Exercise task >> Make an exact copy of the entries below with the pictures removed.
** START **
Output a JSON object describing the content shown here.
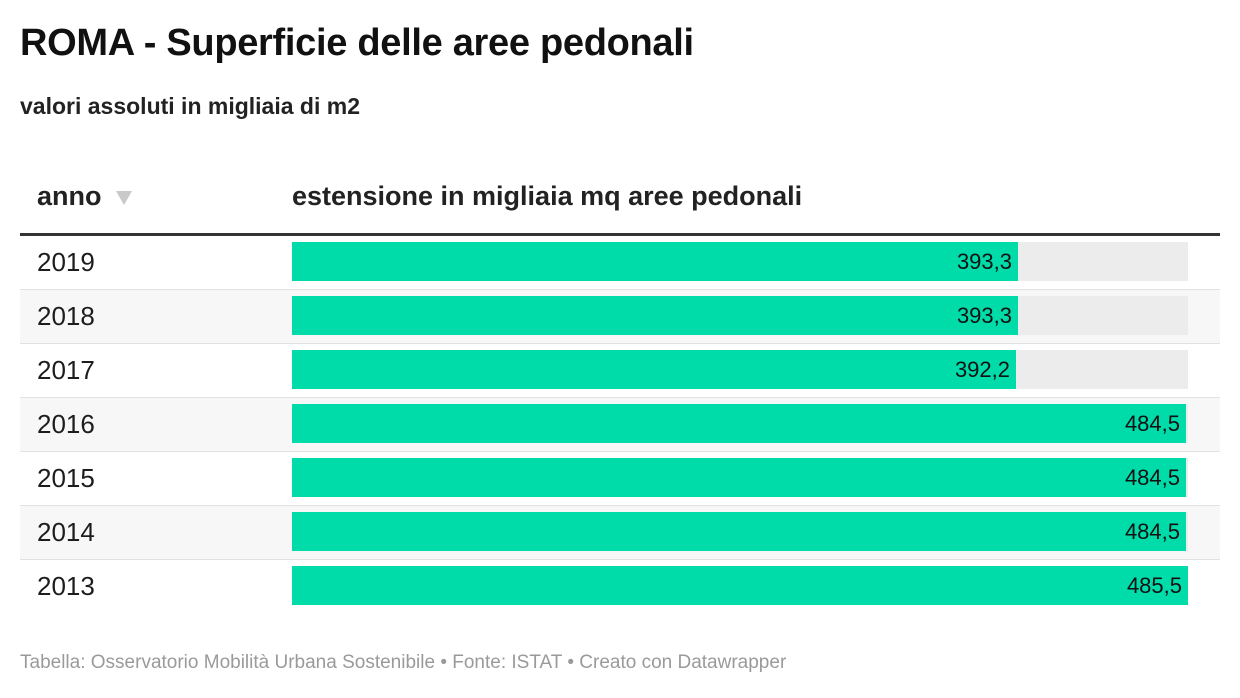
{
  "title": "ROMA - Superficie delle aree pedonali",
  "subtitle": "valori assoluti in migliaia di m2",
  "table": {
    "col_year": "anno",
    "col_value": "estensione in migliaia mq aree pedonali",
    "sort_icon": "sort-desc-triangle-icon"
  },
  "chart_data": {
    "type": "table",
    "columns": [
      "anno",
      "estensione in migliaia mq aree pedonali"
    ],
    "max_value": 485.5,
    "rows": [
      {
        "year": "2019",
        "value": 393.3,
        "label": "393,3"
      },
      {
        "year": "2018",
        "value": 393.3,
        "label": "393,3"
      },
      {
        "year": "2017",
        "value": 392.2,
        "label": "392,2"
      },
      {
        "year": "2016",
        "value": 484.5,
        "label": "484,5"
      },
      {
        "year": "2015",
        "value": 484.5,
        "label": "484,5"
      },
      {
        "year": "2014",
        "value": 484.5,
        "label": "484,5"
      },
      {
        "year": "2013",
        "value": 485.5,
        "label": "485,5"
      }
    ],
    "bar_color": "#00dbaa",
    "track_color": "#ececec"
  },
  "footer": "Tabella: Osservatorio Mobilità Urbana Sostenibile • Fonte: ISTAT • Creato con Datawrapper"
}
** END **
The answer >>
Output a JSON object describing the content shown here.
{
  "title": "ROMA - Superficie delle aree pedonali",
  "subtitle": "valori assoluti in migliaia di m2",
  "table": {
    "col_year": "anno",
    "col_value": "estensione in migliaia mq aree pedonali",
    "sort_icon": "sort-desc-triangle-icon"
  },
  "chart_data": {
    "type": "table",
    "columns": [
      "anno",
      "estensione in migliaia mq aree pedonali"
    ],
    "max_value": 485.5,
    "rows": [
      {
        "year": "2019",
        "value": 393.3,
        "label": "393,3"
      },
      {
        "year": "2018",
        "value": 393.3,
        "label": "393,3"
      },
      {
        "year": "2017",
        "value": 392.2,
        "label": "392,2"
      },
      {
        "year": "2016",
        "value": 484.5,
        "label": "484,5"
      },
      {
        "year": "2015",
        "value": 484.5,
        "label": "484,5"
      },
      {
        "year": "2014",
        "value": 484.5,
        "label": "484,5"
      },
      {
        "year": "2013",
        "value": 485.5,
        "label": "485,5"
      }
    ],
    "bar_color": "#00dbaa",
    "track_color": "#ececec"
  },
  "footer": "Tabella: Osservatorio Mobilità Urbana Sostenibile • Fonte: ISTAT • Creato con Datawrapper"
}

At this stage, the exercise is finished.